> _THE EXERCISE_
Consider the records below. How many of their lines include the word "amount"? State the number and nothing else.

[Part of a data file]

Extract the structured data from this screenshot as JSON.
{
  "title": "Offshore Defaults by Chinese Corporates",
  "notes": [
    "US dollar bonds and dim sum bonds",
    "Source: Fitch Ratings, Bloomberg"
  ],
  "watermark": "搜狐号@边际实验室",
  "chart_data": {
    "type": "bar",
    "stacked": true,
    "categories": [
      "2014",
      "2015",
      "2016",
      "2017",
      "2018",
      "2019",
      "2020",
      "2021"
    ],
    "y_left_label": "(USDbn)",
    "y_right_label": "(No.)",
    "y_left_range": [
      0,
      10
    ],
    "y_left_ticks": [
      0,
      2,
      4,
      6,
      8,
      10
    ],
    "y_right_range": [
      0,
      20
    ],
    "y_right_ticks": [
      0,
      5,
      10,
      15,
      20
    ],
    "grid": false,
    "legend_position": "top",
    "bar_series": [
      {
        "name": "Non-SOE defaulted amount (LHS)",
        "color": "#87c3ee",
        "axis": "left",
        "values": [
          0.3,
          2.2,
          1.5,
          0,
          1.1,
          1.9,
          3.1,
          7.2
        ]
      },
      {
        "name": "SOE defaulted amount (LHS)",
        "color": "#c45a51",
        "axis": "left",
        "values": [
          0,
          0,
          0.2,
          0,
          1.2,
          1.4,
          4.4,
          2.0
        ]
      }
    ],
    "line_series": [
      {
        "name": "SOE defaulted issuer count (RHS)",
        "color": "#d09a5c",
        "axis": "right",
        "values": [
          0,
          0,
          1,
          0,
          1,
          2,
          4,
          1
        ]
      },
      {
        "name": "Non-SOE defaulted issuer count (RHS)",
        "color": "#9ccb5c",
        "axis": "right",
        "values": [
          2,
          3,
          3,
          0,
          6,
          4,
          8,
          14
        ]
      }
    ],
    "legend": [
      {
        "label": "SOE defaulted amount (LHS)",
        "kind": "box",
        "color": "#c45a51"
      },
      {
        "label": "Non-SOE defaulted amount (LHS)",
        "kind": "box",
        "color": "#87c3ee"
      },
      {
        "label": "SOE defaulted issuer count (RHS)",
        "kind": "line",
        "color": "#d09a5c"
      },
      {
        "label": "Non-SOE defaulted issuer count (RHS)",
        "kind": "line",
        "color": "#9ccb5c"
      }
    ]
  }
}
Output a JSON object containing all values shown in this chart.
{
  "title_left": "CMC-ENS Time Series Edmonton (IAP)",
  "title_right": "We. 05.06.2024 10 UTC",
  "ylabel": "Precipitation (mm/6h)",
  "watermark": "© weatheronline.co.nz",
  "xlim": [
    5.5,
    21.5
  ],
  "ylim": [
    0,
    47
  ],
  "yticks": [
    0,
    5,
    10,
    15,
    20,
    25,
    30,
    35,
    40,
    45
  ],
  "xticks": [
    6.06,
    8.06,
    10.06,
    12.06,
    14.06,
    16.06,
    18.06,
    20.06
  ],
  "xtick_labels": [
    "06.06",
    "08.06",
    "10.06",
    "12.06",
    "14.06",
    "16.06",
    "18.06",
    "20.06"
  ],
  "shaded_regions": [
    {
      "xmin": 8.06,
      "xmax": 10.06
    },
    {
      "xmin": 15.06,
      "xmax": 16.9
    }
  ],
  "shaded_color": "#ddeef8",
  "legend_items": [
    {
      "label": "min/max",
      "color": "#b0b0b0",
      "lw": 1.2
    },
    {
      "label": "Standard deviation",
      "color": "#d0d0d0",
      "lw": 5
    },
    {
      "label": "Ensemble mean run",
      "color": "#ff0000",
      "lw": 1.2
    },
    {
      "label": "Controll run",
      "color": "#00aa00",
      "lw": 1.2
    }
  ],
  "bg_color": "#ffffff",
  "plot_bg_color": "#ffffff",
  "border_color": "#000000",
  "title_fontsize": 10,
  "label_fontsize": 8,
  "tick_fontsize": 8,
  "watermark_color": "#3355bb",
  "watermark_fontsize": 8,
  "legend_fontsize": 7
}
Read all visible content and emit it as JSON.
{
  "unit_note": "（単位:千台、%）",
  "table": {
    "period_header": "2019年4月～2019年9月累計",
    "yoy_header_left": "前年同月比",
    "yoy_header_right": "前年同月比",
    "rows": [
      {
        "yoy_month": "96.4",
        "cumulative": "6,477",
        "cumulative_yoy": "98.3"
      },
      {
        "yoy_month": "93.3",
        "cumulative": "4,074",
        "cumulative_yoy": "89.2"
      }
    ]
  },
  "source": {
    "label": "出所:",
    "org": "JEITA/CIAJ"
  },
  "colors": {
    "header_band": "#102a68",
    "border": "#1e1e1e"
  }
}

==

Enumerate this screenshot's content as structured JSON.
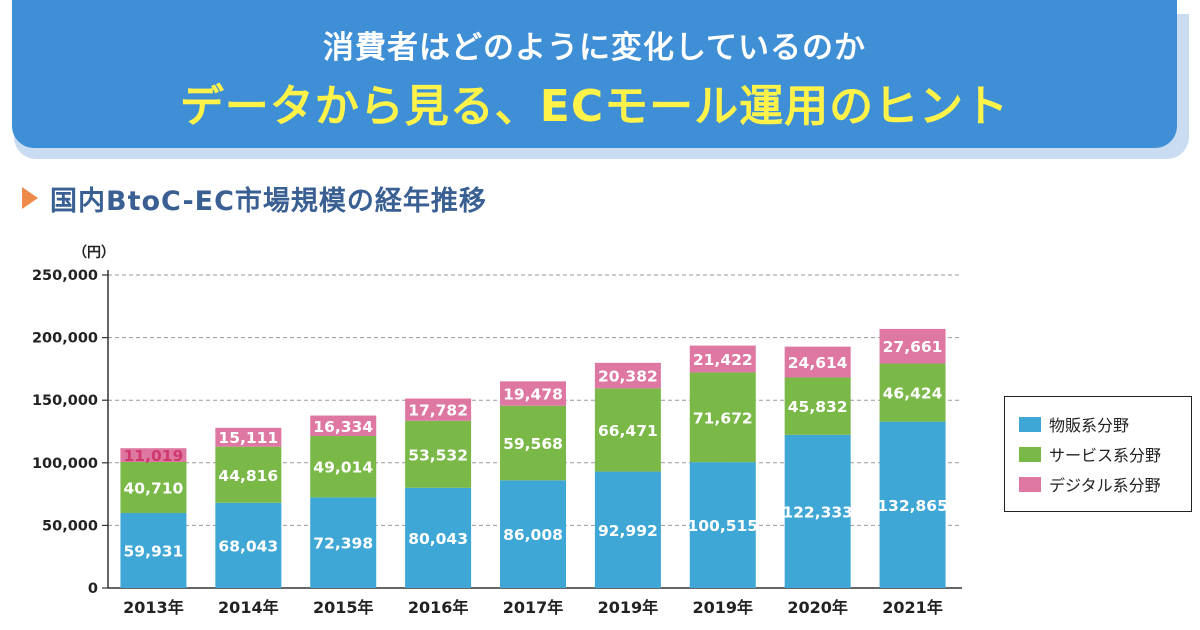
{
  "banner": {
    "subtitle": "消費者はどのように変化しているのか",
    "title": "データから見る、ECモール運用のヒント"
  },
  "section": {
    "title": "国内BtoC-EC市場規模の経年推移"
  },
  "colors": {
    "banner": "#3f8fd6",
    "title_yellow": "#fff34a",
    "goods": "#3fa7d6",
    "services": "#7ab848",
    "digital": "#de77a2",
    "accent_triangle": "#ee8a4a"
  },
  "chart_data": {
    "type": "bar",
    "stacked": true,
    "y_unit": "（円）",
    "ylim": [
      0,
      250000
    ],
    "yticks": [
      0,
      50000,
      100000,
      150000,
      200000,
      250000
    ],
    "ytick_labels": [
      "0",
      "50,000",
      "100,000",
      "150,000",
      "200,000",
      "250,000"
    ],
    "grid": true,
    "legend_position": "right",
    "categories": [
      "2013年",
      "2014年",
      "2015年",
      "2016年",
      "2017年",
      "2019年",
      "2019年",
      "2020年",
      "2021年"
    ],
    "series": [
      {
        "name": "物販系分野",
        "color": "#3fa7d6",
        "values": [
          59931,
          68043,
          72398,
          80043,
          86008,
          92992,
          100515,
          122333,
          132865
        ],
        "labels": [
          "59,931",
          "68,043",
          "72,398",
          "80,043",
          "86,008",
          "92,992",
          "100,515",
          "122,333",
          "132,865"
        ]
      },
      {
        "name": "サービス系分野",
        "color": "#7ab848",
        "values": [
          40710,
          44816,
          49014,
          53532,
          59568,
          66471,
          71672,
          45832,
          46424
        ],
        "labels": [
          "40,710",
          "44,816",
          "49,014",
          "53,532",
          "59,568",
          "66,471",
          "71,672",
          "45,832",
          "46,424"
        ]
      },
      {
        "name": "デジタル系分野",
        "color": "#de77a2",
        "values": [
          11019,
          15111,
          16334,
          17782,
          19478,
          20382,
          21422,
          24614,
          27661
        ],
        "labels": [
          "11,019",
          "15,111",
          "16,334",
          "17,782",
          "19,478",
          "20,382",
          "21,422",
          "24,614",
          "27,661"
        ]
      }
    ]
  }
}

> _RIGHT ANSWER_
4